▸ COMPITO ASSEGNATO: Riscrivi le righe che vanno da quella con "menu-item-label: Vertical, 24fps" fino a quella con "footnote: *Samp [760, 508, 818, 528]" inclusa, sostituendo "interactable" con "clickable" e lasciando tutto il resto invariato.

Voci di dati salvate
==================================================

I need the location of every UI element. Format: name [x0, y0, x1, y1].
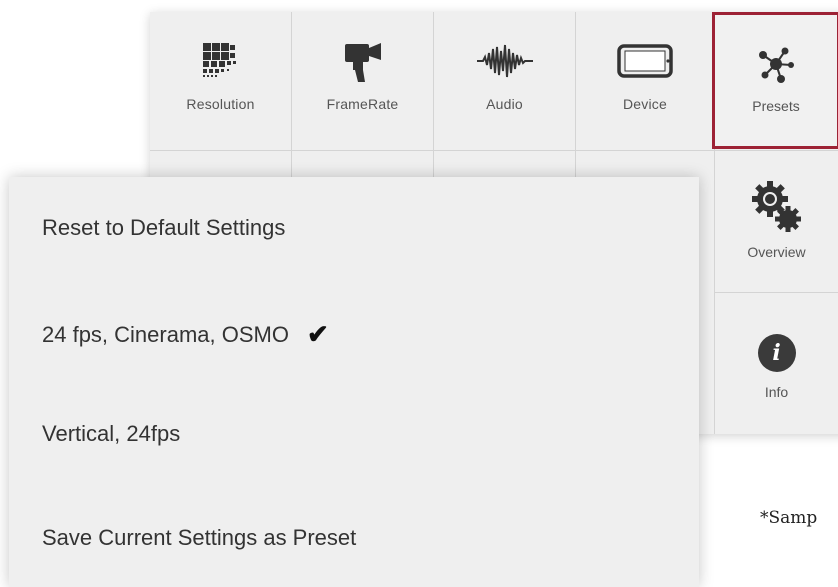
menu-item-label: Vertical, 24fps [42, 421, 181, 446]
tile-device[interactable]: Device [576, 12, 714, 150]
tile-framerate[interactable]: FrameRate [292, 12, 433, 150]
tile-audio[interactable]: Audio [434, 12, 575, 150]
resolution-grid-icon [201, 38, 241, 84]
info-icon: i [757, 334, 796, 372]
tile-label: Presets [752, 98, 800, 114]
footnote: *Samp [760, 508, 818, 528]
menu-item-label: Save Current Settings as Preset [42, 525, 357, 550]
tile-label: Resolution [186, 96, 255, 112]
menu-item-reset-defaults[interactable]: Reset to Default Settings [42, 215, 285, 241]
tile-presets[interactable]: Presets [712, 12, 838, 149]
menu-item-label: 24 fps, Cinerama, OSMO [42, 321, 289, 347]
tile-label: FrameRate [326, 96, 399, 112]
menu-item-preset-24fps-cinerama[interactable]: 24 fps, Cinerama, OSMO ✔ [42, 319, 329, 350]
grid-divider [714, 292, 838, 293]
tile-resolution[interactable]: Resolution [150, 12, 291, 150]
tile-label: Overview [747, 244, 806, 260]
film-camera-icon [341, 38, 385, 84]
menu-item-save-preset[interactable]: Save Current Settings as Preset [42, 525, 356, 551]
tile-overview[interactable]: Overview [715, 176, 838, 260]
tile-label: Info [764, 384, 789, 400]
grid-divider [150, 150, 838, 151]
menu-item-preset-vertical[interactable]: Vertical, 24fps [42, 421, 180, 447]
tile-info[interactable]: i Info [715, 324, 838, 400]
tile-label: Device [623, 96, 667, 112]
gears-icon [751, 176, 802, 236]
menu-item-label: Reset to Default Settings [42, 215, 286, 240]
device-phone-icon [617, 38, 673, 84]
presets-molecule-icon [755, 41, 797, 87]
checkmark-icon: ✔ [306, 319, 329, 349]
tile-label: Audio [486, 96, 523, 112]
audio-waveform-icon [476, 38, 533, 84]
presets-menu: Reset to Default Settings 24 fps, Cinera… [9, 177, 699, 587]
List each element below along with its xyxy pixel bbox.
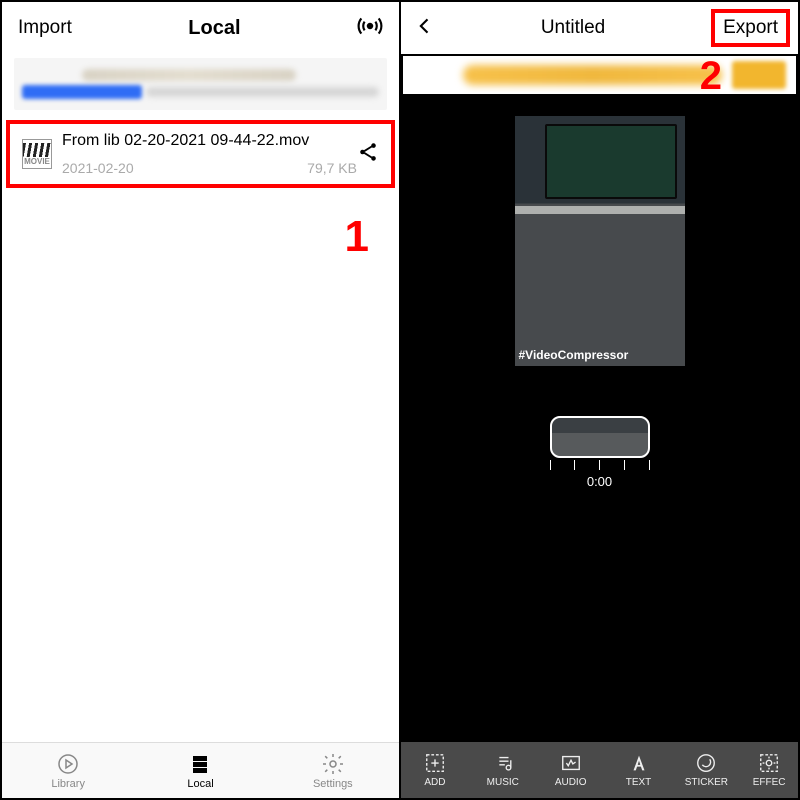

==================================================

▸ RISPOSTA CORRETTA:
menu-item-label: Vertical, 24fps [42, 421, 181, 446]
tile-device[clickable]: Device [576, 12, 714, 150]
tile-framerate[clickable]: FrameRate [292, 12, 433, 150]
tile-audio[clickable]: Audio [434, 12, 575, 150]
resolution-grid-icon [201, 38, 241, 84]
info-icon: i [757, 334, 796, 372]
tile-label: Presets [752, 98, 800, 114]
footnote: *Samp [760, 508, 818, 528]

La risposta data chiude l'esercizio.